▶ [Extracted records]:

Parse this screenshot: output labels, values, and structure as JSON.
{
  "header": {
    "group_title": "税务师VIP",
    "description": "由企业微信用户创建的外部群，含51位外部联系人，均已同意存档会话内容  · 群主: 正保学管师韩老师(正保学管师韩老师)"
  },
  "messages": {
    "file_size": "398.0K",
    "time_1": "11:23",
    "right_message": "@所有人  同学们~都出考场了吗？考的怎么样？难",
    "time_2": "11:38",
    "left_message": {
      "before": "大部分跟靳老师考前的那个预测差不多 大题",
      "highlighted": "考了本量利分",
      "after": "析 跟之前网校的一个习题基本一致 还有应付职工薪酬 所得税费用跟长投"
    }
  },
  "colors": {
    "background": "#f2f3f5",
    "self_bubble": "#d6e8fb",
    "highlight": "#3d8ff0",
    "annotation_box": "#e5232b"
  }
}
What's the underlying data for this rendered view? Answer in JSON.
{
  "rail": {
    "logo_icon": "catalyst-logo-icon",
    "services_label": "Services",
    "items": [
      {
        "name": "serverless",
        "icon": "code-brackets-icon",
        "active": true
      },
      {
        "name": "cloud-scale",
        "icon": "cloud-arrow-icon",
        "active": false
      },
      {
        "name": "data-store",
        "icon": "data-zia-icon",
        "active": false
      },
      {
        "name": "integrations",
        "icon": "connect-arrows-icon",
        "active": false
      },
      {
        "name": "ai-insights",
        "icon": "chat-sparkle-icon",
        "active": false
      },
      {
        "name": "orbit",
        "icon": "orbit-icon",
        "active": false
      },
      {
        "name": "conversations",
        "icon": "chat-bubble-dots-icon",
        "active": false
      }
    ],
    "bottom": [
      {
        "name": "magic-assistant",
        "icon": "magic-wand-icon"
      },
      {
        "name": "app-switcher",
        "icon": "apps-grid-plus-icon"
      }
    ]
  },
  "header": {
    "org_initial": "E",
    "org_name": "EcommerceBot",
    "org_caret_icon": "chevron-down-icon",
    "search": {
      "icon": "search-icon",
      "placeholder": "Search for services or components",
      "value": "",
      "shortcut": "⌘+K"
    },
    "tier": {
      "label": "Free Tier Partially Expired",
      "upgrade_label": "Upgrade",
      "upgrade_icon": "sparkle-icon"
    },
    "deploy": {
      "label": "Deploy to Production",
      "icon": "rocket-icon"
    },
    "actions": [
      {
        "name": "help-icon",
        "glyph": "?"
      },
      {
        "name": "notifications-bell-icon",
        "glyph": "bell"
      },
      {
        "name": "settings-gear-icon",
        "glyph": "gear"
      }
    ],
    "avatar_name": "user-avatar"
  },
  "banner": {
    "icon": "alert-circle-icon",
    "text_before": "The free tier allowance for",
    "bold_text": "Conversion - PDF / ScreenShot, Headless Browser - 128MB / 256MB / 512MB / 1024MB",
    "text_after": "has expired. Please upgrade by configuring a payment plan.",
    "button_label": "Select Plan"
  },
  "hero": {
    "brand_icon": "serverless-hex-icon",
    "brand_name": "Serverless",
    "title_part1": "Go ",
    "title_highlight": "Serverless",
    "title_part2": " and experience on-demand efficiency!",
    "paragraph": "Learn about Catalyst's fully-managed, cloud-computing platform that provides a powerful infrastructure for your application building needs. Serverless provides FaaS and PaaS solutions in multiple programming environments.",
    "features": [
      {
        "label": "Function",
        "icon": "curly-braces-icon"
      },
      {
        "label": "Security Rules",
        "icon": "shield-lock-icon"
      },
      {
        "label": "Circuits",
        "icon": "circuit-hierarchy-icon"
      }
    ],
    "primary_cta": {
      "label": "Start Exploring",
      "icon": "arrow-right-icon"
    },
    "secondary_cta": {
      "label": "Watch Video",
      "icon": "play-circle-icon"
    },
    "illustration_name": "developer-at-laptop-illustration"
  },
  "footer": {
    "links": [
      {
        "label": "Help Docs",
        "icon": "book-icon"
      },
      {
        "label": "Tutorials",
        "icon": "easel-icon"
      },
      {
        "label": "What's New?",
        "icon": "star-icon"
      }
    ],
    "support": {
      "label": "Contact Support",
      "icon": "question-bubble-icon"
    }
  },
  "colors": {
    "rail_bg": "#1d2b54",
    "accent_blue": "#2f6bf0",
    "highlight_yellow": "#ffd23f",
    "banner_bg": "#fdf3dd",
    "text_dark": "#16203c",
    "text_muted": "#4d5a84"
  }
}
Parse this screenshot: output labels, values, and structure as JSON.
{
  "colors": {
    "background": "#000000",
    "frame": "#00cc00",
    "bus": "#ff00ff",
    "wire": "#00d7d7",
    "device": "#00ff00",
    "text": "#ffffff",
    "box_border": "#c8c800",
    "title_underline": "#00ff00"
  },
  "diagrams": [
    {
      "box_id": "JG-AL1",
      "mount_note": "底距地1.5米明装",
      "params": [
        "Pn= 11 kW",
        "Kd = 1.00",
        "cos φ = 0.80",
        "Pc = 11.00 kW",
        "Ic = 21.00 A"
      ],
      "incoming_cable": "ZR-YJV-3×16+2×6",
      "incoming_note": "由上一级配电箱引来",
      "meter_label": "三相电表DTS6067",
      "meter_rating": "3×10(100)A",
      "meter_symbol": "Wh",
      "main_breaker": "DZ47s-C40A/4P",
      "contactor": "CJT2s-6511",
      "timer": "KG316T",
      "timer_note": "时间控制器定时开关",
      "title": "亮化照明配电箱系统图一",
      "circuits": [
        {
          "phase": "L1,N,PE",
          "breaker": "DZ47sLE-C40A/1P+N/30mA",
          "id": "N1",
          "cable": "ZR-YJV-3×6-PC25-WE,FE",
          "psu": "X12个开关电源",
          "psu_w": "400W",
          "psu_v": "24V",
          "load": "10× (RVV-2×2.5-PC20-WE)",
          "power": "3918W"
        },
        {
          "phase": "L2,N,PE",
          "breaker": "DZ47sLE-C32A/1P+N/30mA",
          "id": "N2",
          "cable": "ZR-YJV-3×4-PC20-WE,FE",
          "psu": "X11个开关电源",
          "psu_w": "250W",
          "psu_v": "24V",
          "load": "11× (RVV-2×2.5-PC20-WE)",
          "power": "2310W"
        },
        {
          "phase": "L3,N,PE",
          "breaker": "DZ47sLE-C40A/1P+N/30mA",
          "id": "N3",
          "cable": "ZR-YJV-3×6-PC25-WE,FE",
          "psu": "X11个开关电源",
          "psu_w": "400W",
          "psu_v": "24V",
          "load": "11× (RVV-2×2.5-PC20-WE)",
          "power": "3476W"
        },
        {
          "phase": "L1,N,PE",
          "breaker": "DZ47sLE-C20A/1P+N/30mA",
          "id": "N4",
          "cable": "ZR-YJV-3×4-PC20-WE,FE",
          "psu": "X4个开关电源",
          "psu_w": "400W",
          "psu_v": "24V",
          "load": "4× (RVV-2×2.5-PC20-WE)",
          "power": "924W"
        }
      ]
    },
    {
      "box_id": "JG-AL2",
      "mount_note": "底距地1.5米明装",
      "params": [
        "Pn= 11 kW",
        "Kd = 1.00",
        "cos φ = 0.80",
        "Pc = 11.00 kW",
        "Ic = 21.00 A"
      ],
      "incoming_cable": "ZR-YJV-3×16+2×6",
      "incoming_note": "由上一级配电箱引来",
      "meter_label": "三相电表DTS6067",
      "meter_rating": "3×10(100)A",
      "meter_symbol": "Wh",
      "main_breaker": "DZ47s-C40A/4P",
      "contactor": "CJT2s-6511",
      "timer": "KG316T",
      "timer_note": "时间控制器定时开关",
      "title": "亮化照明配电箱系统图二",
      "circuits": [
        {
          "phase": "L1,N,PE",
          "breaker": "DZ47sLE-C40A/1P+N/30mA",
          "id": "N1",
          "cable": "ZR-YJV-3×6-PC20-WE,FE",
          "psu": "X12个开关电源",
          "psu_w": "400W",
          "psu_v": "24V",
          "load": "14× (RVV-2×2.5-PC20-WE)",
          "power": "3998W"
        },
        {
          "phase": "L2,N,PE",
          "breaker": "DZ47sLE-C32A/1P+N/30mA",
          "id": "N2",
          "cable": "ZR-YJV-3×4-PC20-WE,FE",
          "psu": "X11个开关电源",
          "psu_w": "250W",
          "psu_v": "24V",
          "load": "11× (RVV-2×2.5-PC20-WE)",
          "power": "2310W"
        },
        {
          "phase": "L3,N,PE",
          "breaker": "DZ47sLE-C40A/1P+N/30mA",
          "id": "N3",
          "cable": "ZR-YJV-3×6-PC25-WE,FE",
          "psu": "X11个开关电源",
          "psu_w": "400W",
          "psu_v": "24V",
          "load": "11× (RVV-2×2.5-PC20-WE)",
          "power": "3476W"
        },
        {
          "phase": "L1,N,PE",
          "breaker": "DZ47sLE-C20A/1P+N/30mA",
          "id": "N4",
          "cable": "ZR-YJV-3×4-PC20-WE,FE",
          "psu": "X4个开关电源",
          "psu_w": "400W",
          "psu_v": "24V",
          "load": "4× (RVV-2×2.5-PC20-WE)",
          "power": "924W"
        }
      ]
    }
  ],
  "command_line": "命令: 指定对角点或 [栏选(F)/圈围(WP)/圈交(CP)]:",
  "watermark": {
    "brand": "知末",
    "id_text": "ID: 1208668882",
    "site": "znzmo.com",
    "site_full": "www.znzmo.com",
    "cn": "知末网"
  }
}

▶ [WRITTEN TASK]: What is the number of lines in the listing that contain the string "znzmo"? Reply with that number alone.

▶ [WORKED ANSWER]: 2